_EXERCISE DIRECTIONS_. Within the material below, find each line bearing the word "Mavrilimumab" and present it.

_DATASET ENTRIES_.
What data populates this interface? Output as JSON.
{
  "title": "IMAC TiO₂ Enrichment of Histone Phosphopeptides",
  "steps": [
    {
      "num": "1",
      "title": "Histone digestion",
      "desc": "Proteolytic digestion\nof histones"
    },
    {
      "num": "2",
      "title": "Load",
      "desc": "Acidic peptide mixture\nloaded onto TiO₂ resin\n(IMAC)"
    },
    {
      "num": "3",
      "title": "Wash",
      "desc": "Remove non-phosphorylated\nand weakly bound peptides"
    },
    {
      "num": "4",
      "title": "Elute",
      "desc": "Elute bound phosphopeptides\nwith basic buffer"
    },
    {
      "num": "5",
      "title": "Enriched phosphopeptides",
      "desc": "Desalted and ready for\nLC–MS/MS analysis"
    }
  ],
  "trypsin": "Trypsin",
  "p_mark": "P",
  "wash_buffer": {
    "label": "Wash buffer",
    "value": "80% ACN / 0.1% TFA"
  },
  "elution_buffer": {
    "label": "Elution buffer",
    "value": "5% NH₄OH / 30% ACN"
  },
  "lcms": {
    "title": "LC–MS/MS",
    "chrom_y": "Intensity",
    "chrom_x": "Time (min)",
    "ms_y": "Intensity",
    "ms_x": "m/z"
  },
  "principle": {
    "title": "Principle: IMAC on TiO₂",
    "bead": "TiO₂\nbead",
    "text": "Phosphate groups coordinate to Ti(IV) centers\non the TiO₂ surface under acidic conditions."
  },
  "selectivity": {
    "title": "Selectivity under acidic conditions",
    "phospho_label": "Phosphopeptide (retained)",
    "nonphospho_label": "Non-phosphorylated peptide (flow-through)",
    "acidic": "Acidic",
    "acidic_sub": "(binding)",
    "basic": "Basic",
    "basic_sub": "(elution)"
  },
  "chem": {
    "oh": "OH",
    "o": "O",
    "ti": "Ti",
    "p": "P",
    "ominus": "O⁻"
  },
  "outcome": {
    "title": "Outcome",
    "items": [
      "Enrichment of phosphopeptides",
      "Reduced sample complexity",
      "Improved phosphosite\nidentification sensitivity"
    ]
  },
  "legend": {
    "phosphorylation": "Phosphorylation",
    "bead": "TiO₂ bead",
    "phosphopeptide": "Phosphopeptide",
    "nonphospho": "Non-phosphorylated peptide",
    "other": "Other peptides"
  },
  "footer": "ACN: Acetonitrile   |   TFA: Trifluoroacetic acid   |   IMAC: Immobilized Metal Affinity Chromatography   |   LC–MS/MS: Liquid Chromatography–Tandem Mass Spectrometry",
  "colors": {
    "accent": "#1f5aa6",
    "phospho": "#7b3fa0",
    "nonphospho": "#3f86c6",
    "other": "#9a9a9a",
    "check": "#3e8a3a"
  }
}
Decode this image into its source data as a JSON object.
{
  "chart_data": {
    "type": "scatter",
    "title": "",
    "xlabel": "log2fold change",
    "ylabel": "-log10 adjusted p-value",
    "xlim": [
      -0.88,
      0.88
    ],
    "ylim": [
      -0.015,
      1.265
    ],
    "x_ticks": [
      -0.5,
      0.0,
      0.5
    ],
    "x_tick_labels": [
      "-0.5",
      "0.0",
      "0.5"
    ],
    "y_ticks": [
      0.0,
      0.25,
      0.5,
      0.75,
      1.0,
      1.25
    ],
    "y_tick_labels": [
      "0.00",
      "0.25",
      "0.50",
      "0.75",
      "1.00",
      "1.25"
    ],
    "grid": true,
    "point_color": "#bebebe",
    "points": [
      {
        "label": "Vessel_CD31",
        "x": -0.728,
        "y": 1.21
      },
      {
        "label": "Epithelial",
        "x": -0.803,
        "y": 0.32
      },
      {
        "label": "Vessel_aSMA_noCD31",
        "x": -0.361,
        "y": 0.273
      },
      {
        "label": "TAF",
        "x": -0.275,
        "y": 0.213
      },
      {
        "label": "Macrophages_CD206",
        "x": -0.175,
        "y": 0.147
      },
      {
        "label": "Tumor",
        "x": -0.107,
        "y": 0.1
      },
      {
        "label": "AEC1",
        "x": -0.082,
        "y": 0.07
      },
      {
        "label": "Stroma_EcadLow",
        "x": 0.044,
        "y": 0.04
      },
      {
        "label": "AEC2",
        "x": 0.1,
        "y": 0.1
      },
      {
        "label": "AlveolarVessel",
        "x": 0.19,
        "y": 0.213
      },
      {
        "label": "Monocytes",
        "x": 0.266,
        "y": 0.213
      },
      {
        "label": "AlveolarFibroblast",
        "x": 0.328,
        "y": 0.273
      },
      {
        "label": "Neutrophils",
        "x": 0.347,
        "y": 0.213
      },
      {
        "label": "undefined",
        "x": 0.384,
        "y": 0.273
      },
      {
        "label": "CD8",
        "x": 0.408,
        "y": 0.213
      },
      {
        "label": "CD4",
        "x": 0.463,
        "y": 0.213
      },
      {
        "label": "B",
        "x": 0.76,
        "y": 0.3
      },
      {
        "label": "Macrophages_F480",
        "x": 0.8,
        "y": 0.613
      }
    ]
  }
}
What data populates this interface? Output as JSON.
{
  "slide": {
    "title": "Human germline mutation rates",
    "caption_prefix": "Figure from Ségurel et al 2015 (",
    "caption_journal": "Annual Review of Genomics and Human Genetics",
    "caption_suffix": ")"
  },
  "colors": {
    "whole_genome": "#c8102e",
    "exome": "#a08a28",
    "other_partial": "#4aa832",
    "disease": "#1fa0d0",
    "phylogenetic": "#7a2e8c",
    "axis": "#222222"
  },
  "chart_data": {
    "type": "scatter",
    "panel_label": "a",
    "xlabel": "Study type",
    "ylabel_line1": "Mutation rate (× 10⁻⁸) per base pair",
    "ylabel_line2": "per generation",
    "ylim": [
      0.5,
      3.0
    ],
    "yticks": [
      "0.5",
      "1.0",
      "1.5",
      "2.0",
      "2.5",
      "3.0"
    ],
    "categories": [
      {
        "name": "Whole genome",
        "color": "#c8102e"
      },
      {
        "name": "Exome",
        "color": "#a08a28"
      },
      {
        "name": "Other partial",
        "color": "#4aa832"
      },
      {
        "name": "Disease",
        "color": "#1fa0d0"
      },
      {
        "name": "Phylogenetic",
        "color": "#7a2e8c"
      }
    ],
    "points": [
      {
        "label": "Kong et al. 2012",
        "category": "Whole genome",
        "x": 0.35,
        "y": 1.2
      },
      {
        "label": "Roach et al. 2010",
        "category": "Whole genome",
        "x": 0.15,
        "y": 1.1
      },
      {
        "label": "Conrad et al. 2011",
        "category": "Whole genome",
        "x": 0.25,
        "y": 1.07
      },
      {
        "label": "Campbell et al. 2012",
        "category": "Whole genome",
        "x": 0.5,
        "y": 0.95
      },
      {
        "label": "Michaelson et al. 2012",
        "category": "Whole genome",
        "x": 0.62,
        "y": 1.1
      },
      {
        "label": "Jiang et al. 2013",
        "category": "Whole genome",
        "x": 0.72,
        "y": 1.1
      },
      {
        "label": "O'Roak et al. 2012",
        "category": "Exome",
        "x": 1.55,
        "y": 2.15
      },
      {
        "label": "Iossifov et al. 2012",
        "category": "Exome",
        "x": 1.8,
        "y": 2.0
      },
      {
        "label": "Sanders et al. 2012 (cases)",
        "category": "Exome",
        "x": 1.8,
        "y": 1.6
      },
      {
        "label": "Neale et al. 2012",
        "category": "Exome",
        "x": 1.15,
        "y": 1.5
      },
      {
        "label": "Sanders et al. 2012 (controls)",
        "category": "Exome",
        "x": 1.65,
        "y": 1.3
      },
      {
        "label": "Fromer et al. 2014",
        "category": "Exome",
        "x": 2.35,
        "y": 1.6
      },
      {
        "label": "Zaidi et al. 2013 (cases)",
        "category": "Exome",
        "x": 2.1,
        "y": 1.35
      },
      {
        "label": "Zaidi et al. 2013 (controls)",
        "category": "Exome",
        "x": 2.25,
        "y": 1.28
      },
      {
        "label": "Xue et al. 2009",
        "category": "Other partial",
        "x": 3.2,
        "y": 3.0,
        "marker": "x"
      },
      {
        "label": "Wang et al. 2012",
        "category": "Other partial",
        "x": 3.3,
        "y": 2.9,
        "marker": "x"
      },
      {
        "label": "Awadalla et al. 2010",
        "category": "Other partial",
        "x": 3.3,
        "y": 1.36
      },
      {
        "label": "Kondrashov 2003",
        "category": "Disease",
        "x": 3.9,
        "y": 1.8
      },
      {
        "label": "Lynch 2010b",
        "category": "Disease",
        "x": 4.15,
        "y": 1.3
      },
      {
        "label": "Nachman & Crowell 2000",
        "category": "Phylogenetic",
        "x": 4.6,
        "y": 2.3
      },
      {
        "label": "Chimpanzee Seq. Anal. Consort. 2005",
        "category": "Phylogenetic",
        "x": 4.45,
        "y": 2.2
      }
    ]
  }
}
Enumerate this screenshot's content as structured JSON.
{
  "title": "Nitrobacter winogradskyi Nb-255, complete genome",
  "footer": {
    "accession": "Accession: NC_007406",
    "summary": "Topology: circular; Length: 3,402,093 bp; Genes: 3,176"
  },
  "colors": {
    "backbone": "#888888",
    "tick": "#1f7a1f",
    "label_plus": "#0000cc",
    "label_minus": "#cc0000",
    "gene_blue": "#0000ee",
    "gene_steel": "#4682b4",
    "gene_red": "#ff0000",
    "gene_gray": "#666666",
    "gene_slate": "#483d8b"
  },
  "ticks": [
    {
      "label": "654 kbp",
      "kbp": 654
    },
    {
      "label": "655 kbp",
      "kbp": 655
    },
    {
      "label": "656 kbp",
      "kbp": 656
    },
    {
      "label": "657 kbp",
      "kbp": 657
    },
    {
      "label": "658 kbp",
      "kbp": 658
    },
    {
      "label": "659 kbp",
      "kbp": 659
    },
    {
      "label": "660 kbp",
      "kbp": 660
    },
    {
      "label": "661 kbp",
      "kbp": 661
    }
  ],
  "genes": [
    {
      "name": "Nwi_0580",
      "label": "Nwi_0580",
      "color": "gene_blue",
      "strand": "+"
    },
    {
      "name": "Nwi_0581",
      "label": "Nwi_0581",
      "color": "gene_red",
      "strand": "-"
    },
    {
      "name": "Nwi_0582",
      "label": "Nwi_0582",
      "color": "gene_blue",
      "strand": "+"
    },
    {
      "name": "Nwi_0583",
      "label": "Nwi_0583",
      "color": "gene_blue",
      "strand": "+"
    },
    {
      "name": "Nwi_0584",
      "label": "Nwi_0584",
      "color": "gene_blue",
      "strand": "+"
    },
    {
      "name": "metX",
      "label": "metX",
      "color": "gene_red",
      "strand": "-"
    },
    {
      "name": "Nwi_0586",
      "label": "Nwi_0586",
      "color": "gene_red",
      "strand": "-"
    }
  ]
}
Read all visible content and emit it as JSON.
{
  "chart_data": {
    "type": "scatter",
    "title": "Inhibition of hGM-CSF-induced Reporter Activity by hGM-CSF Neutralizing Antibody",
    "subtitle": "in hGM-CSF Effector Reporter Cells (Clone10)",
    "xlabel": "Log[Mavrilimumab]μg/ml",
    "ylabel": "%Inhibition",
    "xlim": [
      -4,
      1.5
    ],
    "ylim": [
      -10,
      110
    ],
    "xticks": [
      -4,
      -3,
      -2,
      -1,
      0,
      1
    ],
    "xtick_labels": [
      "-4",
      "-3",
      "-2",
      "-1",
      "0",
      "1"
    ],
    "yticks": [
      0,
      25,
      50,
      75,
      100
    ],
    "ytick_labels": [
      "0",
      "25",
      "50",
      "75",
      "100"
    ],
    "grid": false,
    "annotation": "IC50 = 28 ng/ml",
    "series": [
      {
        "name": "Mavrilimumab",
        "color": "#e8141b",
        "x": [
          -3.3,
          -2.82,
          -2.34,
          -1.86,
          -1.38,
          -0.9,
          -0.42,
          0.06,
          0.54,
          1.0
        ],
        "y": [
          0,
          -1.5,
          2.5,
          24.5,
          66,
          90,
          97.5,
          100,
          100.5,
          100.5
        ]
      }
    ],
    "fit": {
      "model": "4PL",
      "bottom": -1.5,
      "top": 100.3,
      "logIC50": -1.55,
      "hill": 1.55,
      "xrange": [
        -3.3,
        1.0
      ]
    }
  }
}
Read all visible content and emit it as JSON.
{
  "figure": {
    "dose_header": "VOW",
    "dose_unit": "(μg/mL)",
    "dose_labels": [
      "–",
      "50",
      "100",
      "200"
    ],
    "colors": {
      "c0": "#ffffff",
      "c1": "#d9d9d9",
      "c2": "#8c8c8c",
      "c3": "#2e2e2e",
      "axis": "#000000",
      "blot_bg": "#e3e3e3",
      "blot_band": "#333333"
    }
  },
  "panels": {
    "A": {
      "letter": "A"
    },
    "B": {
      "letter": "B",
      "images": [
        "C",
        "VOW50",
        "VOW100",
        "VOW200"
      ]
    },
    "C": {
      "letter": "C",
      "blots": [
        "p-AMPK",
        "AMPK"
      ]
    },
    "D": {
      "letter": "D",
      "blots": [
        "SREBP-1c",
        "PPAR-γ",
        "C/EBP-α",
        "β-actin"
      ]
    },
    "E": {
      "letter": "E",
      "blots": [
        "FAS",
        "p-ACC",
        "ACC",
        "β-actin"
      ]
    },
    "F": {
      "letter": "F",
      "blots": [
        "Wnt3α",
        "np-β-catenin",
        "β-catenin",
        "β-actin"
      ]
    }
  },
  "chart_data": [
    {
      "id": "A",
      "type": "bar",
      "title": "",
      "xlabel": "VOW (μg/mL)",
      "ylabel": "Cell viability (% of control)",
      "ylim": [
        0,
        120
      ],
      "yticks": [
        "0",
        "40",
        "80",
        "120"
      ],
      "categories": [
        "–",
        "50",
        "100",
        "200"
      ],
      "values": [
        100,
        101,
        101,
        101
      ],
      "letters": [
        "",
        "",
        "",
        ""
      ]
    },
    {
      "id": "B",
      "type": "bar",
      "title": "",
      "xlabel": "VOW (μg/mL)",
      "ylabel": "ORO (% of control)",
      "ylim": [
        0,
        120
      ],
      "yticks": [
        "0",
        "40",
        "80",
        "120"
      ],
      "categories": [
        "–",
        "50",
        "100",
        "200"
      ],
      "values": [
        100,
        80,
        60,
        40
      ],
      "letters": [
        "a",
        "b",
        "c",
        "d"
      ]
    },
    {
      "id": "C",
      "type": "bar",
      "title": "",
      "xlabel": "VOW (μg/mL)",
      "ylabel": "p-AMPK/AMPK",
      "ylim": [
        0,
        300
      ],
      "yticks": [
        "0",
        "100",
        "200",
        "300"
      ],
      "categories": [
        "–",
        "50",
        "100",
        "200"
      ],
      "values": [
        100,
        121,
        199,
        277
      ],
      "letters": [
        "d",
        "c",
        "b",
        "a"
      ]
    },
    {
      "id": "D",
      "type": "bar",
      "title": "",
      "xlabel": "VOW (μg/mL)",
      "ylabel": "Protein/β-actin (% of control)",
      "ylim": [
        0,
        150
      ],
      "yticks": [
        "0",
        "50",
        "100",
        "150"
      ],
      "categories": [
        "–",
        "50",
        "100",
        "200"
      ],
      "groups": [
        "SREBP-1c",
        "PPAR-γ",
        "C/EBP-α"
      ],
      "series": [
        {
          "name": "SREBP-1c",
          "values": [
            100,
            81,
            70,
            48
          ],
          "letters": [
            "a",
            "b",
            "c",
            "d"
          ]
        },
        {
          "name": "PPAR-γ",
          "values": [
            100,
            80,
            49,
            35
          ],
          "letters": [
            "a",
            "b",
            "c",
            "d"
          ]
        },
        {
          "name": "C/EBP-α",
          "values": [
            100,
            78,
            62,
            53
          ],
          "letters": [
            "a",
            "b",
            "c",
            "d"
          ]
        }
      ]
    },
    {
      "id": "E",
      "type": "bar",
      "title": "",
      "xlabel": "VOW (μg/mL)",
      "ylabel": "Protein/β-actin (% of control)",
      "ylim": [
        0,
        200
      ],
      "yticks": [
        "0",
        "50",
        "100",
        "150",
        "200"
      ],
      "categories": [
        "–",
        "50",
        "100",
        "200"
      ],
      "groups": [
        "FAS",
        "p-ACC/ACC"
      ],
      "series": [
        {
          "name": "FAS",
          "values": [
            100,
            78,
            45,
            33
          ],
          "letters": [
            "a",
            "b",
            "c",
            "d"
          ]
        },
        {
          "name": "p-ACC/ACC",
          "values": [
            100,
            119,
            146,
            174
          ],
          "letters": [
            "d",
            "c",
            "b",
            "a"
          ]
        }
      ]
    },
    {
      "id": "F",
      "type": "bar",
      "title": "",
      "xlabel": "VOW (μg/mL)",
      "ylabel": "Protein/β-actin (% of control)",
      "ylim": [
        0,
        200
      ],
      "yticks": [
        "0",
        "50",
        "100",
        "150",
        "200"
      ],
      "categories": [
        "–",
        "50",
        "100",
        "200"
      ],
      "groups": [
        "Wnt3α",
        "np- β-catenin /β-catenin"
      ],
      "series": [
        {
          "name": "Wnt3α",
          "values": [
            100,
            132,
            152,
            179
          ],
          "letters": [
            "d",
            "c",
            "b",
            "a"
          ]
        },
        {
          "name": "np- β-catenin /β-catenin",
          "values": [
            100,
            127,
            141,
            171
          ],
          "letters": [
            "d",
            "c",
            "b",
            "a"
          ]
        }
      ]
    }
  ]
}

_WRITTEN RESPONSE_.
    "xlabel": "Log[Mavrilimumab]μg/ml",
        "name": "Mavrilimumab",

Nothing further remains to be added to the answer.